● Goal: Print the listing below in its entirety, character for character.

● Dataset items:
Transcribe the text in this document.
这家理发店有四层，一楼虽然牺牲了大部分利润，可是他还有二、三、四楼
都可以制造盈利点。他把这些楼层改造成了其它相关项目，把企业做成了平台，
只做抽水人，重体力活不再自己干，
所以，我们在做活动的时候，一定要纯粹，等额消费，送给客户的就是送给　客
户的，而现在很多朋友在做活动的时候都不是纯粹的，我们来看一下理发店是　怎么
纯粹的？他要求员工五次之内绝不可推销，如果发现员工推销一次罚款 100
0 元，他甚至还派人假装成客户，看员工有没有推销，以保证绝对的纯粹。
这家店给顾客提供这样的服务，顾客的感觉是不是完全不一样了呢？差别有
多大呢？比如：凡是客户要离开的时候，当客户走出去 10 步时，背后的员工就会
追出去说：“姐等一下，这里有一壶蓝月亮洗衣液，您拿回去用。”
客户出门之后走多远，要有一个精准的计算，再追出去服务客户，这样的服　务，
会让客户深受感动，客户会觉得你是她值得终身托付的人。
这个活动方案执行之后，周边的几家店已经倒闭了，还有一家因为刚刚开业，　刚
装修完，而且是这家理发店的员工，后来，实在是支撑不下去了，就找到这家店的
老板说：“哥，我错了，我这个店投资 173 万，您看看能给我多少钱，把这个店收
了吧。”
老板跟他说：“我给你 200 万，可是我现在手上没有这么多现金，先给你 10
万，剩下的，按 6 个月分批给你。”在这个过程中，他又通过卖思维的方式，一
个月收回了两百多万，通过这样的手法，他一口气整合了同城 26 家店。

● Worked answer:
Transcribe the text in this document.
这家理发店有四层，一楼虽然牺牲了大部分利润，可是他还有二、三、四楼
都可以制造盈利点。他把这些楼层改造成了其它相关项目，把企业做成了平台，
只做抽水人，重体力活不再自己干，
所以，我们在做活动的时候，一定要纯粹，等额消费，送给客户的就是送给　客
户的，而现在很多朋友在做活动的时候都不是纯粹的，我们来看一下理发店是　怎么
纯粹的？他要求员工五次之内绝不可推销，如果发现员工推销一次罚款 100
0 元，他甚至还派人假装成客户，看员工有没有推销，以保证绝对的纯粹。
这家店给顾客提供这样的服务，顾客的感觉是不是完全不一样了呢？差别有
多大呢？比如：凡是客户要离开的时候，当客户走出去 10 步时，背后的员工就会
追出去说：“姐等一下，这里有一壶蓝月亮洗衣液，您拿回去用。”
客户出门之后走多远，要有一个精准的计算，再追出去服务客户，这样的服　务，
会让客户深受感动，客户会觉得你是她值得终身托付的人。
这个活动方案执行之后，周边的几家店已经倒闭了，还有一家因为刚刚开业，　刚
装修完，而且是这家理发店的员工，后来，实在是支撑不下去了，就找到这家店的
老板说：“哥，我错了，我这个店投资 173 万，您看看能给我多少钱，把这个店收
了吧。”
老板跟他说：“我给你 200 万，可是我现在手上没有这么多现金，先给你 10
万，剩下的，按 6 个月分批给你。”在这个过程中，他又通过卖思维的方式，一
个月收回了两百多万，通过这样的手法，他一口气整合了同城 26 家店。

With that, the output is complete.